WRITTEN TASK: Quote the material exactly from the line that contains "Decode this image" through its last line. Any pictures are to be left out.

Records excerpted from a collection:
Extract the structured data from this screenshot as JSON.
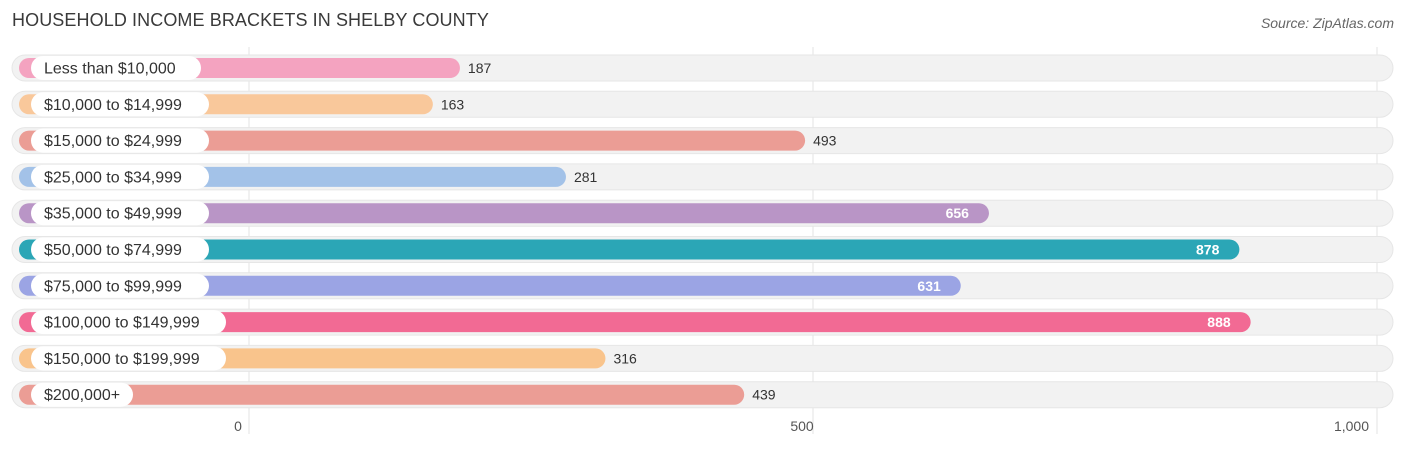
{
  "header": {
    "title": "HOUSEHOLD INCOME BRACKETS IN SHELBY COUNTY",
    "source": "Source: ZipAtlas.com"
  },
  "chart_data": {
    "type": "bar",
    "orientation": "horizontal",
    "categories": [
      "Less than $10,000",
      "$10,000 to $14,999",
      "$15,000 to $24,999",
      "$25,000 to $34,999",
      "$35,000 to $49,999",
      "$50,000 to $74,999",
      "$75,000 to $99,999",
      "$100,000 to $149,999",
      "$150,000 to $199,999",
      "$200,000+"
    ],
    "values": [
      187,
      163,
      493,
      281,
      656,
      878,
      631,
      888,
      316,
      439
    ],
    "value_labels": [
      "187",
      "163",
      "493",
      "281",
      "656",
      "878",
      "631",
      "888",
      "316",
      "439"
    ],
    "colors": [
      "#f4a3c0",
      "#f9c89b",
      "#eb9d95",
      "#a3c2e8",
      "#b995c6",
      "#2ba6b6",
      "#9ba4e4",
      "#f26a94",
      "#f9c48c",
      "#eb9d95"
    ],
    "xlim": [
      0,
      1000
    ],
    "xticks": [
      0,
      500,
      1000
    ],
    "xtick_labels": [
      "0",
      "500",
      "1,000"
    ],
    "grid": true
  }
}
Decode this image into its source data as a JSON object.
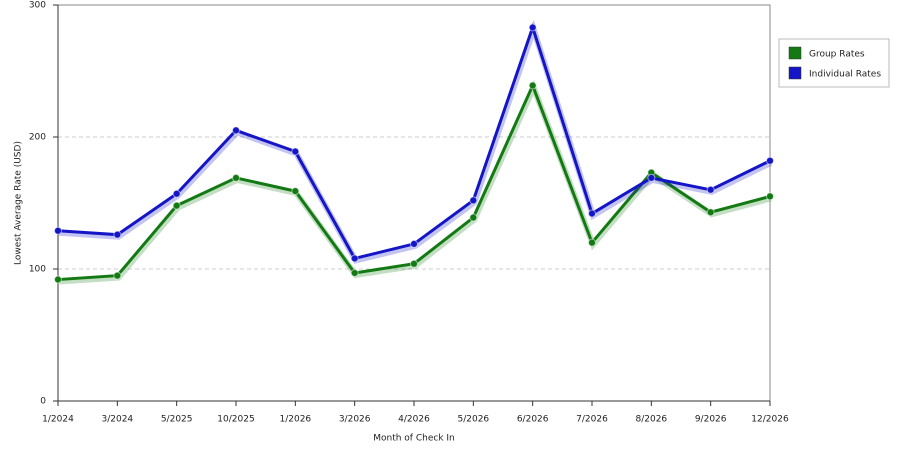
{
  "chart_data": {
    "type": "line",
    "x_label": "Month of Check In",
    "y_label": "Lowest Average Rate (USD)",
    "categories": [
      "1/2024",
      "3/2024",
      "5/2025",
      "10/2025",
      "1/2026",
      "3/2026",
      "4/2026",
      "5/2026",
      "6/2026",
      "7/2026",
      "8/2026",
      "9/2026",
      "12/2026"
    ],
    "series": [
      {
        "name": "Group Rates",
        "color": "#137a13",
        "values": [
          92,
          95,
          148,
          169,
          159,
          97,
          104,
          139,
          239,
          120,
          173,
          143,
          155
        ]
      },
      {
        "name": "Individual Rates",
        "color": "#1515c8",
        "values": [
          129,
          126,
          157,
          205,
          189,
          108,
          119,
          152,
          283,
          142,
          169,
          160,
          182
        ]
      }
    ],
    "ylim": [
      0,
      300
    ],
    "yticks": [
      0,
      100,
      200,
      300
    ],
    "grid": true,
    "legend": "right"
  }
}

THE RESULT:
Decode this image into its source data as a JSON object.
{
  "chart_data": {
    "type": "line",
    "x_label": "Month of Check In",
    "y_label": "Lowest Average Rate (USD)",
    "categories": [
      "1/2024",
      "3/2024",
      "5/2025",
      "10/2025",
      "1/2026",
      "3/2026",
      "4/2026",
      "5/2026",
      "6/2026",
      "7/2026",
      "8/2026",
      "9/2026",
      "12/2026"
    ],
    "series": [
      {
        "name": "Group Rates",
        "color": "#137a13",
        "values": [
          92,
          95,
          148,
          169,
          159,
          97,
          104,
          139,
          239,
          120,
          173,
          143,
          155
        ]
      },
      {
        "name": "Individual Rates",
        "color": "#1515c8",
        "values": [
          129,
          126,
          157,
          205,
          189,
          108,
          119,
          152,
          283,
          142,
          169,
          160,
          182
        ]
      }
    ],
    "ylim": [
      0,
      300
    ],
    "yticks": [
      0,
      100,
      200,
      300
    ],
    "grid": true,
    "legend": "right"
  }
}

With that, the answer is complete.